◆ GOAL ◆
From the entries below, copy every line where the string "lämpötila" appears.

◆ SOURCE RECORDS ◆
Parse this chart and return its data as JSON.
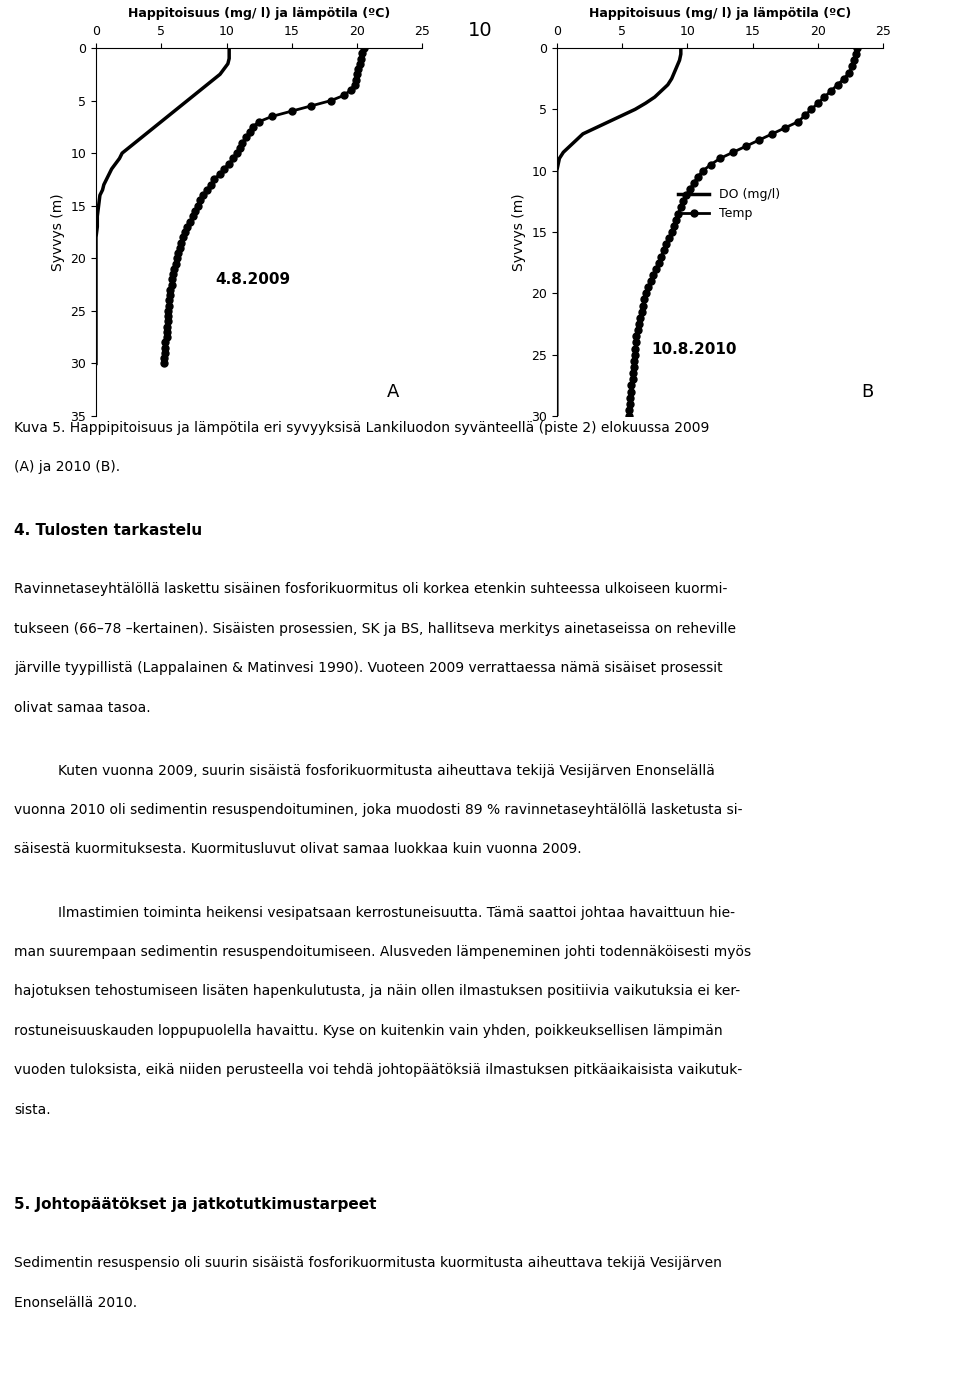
{
  "page_number": "10",
  "xlabel": "Happitoisuus (mg/ l) ja lämpötila (ºC)",
  "ylabel": "Syvvys (m)",
  "xlim": [
    0,
    25
  ],
  "xticks": [
    0,
    5,
    10,
    15,
    20,
    25
  ],
  "plot_A_date": "4.8.2009",
  "plot_B_date": "10.8.2010",
  "label_A": "A",
  "label_B": "B",
  "legend_do": "DO (mg/l)",
  "legend_temp": "Temp",
  "do_2009_depth": [
    0,
    0.5,
    1,
    1.5,
    2,
    2.5,
    3,
    3.5,
    4,
    4.5,
    5,
    5.5,
    6,
    6.5,
    7,
    7.5,
    8,
    8.5,
    9,
    9.5,
    10,
    10.5,
    11,
    11.5,
    12,
    12.5,
    13,
    13.5,
    14,
    15,
    16,
    17,
    18,
    19,
    20,
    21,
    22,
    23,
    24,
    25,
    26,
    27,
    28,
    29,
    30
  ],
  "do_2009_values": [
    10.2,
    10.2,
    10.2,
    10.1,
    9.8,
    9.5,
    9.0,
    8.5,
    8.0,
    7.5,
    7.0,
    6.5,
    6.0,
    5.5,
    5.0,
    4.5,
    4.0,
    3.5,
    3.0,
    2.5,
    2.0,
    1.8,
    1.5,
    1.2,
    1.0,
    0.8,
    0.6,
    0.5,
    0.3,
    0.2,
    0.1,
    0.1,
    0.0,
    0.0,
    0.0,
    0.0,
    0.0,
    0.0,
    0.0,
    0.0,
    0.0,
    0.0,
    0.0,
    0.0,
    0.0
  ],
  "temp_2009_depth": [
    0,
    0.5,
    1,
    1.5,
    2,
    2.5,
    3,
    3.5,
    4,
    4.5,
    5,
    5.5,
    6,
    6.5,
    7,
    7.5,
    8,
    8.5,
    9,
    9.5,
    10,
    10.5,
    11,
    11.5,
    12,
    12.5,
    13,
    13.5,
    14,
    14.5,
    15,
    15.5,
    16,
    16.5,
    17,
    17.5,
    18,
    18.5,
    19,
    19.5,
    20,
    20.5,
    21,
    21.5,
    22,
    22.5,
    23,
    23.5,
    24,
    24.5,
    25,
    25.5,
    26,
    26.5,
    27,
    27.5,
    28,
    28.5,
    29,
    29.5,
    30
  ],
  "temp_2009_values": [
    20.5,
    20.4,
    20.3,
    20.2,
    20.1,
    20.0,
    19.9,
    19.8,
    19.5,
    19.0,
    18.0,
    16.5,
    15.0,
    13.5,
    12.5,
    12.0,
    11.8,
    11.5,
    11.2,
    11.0,
    10.8,
    10.5,
    10.2,
    9.8,
    9.5,
    9.0,
    8.8,
    8.5,
    8.2,
    8.0,
    7.8,
    7.6,
    7.4,
    7.2,
    7.0,
    6.8,
    6.7,
    6.5,
    6.4,
    6.3,
    6.2,
    6.1,
    6.0,
    5.9,
    5.8,
    5.8,
    5.7,
    5.7,
    5.6,
    5.6,
    5.5,
    5.5,
    5.5,
    5.4,
    5.4,
    5.4,
    5.3,
    5.3,
    5.3,
    5.2,
    5.2
  ],
  "do_2010_depth": [
    0,
    0.5,
    1,
    1.5,
    2,
    2.5,
    3,
    3.5,
    4,
    4.5,
    5,
    5.5,
    6,
    6.5,
    7,
    7.5,
    8,
    8.5,
    9,
    9.5,
    10,
    10.5,
    11,
    11.5,
    12,
    12.5,
    13,
    13.5,
    14,
    15,
    16,
    17,
    18,
    19,
    20,
    21,
    22,
    23,
    24,
    25,
    26,
    27,
    28,
    29,
    30
  ],
  "do_2010_values": [
    9.5,
    9.5,
    9.4,
    9.2,
    9.0,
    8.8,
    8.5,
    8.0,
    7.5,
    6.8,
    6.0,
    5.0,
    4.0,
    3.0,
    2.0,
    1.5,
    1.0,
    0.5,
    0.2,
    0.1,
    0.0,
    0.0,
    0.0,
    0.0,
    0.0,
    0.0,
    0.0,
    0.0,
    0.0,
    0.0,
    0.0,
    0.0,
    0.0,
    0.0,
    0.0,
    0.0,
    0.0,
    0.0,
    0.0,
    0.0,
    0.0,
    0.0,
    0.0,
    0.0,
    0.0
  ],
  "temp_2010_depth": [
    0,
    0.5,
    1,
    1.5,
    2,
    2.5,
    3,
    3.5,
    4,
    4.5,
    5,
    5.5,
    6,
    6.5,
    7,
    7.5,
    8,
    8.5,
    9,
    9.5,
    10,
    10.5,
    11,
    11.5,
    12,
    12.5,
    13,
    13.5,
    14,
    14.5,
    15,
    15.5,
    16,
    16.5,
    17,
    17.5,
    18,
    18.5,
    19,
    19.5,
    20,
    20.5,
    21,
    21.5,
    22,
    22.5,
    23,
    23.5,
    24,
    24.5,
    25,
    25.5,
    26,
    26.5,
    27,
    27.5,
    28,
    28.5,
    29,
    29.5,
    30
  ],
  "temp_2010_values": [
    23.0,
    22.9,
    22.8,
    22.6,
    22.4,
    22.0,
    21.5,
    21.0,
    20.5,
    20.0,
    19.5,
    19.0,
    18.5,
    17.5,
    16.5,
    15.5,
    14.5,
    13.5,
    12.5,
    11.8,
    11.2,
    10.8,
    10.5,
    10.2,
    9.9,
    9.7,
    9.5,
    9.3,
    9.1,
    9.0,
    8.8,
    8.6,
    8.4,
    8.2,
    8.0,
    7.8,
    7.6,
    7.4,
    7.2,
    7.0,
    6.8,
    6.7,
    6.6,
    6.5,
    6.4,
    6.3,
    6.2,
    6.1,
    6.1,
    6.0,
    6.0,
    5.9,
    5.9,
    5.8,
    5.8,
    5.7,
    5.7,
    5.6,
    5.6,
    5.5,
    5.5
  ],
  "ylim_A": [
    35,
    0
  ],
  "ylim_B": [
    30,
    0
  ],
  "yticks_A": [
    0,
    5,
    10,
    15,
    20,
    25,
    30,
    35
  ],
  "yticks_B": [
    0,
    5,
    10,
    15,
    20,
    25,
    30
  ],
  "caption_line1": "Kuva 5. Happipitoisuus ja lämpötila eri syvyyksisä Lankiluodon syvänteellä (piste 2) elokuussa 2009",
  "caption_line2": "(A) ja 2010 (B).",
  "section4_title": "4. Tulosten tarkastelu",
  "s4_p1": [
    "Ravinnetaseyhtälöllä laskettu sisäinen fosforikuormitus oli korkea etenkin suhteessa ulkoiseen kuormi-",
    "tukseen (66–78 –kertainen). Sisäisten prosessien, SK ja BS, hallitseva merkitys ainetaseissa on reheville",
    "järville tyypillistä (Lappalainen & Matinvesi 1990). Vuoteen 2009 verrattaessa nämä sisäiset prosessit",
    "olivat samaa tasoa."
  ],
  "s4_p2": [
    "Kuten vuonna 2009, suurin sisäistä fosforikuormitusta aiheuttava tekijä Vesijärven Enonselällä",
    "vuonna 2010 oli sedimentin resuspendoituminen, joka muodosti 89 % ravinnetaseyhtälöllä lasketusta si-",
    "säisestä kuormituksesta. Kuormitusluvut olivat samaa luokkaa kuin vuonna 2009."
  ],
  "s4_p3": [
    "Ilmastimien toiminta heikensi vesipatsaan kerrostuneisuutta. Tämä saattoi johtaa havaittuun hie-",
    "man suurempaan sedimentin resuspendoitumiseen. Alusveden lämpeneminen johti todennäköisesti myös",
    "hajotuksen tehostumiseen lisäten hapenkulutusta, ja näin ollen ilmastuksen positiivia vaikutuksia ei ker-",
    "rostuneisuuskauden loppupuolella havaittu. Kyse on kuitenkin vain yhden, poikkeuksellisen lämpimän",
    "vuoden tuloksista, eikä niiden perusteella voi tehdä johtopäätöksiä ilmastuksen pitkäaikaisista vaikutuk-",
    "sista."
  ],
  "section5_title": "5. Johtopäätökset ja jatkotutkimustarpeet",
  "s5_p1": [
    "Sedimentin resuspensio oli suurin sisäistä fosforikuormitusta kuormitusta aiheuttava tekijä Vesijärven",
    "Enonselällä 2010."
  ],
  "line_color": "#000000",
  "bg_color": "#ffffff",
  "text_color": "#000000",
  "marker": "o",
  "markersize": 5,
  "linewidth": 2.0,
  "do_linewidth": 2.5
}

◆ TASK ANSWER ◆
  "xlabel": "Happitoisuus (mg/ l) ja lämpötila (ºC)",
  "caption_line1": "Kuva 5. Happipitoisuus ja lämpötila eri syvyyksisä Lankiluodon syvänteellä (piste 2) elokuussa 2009",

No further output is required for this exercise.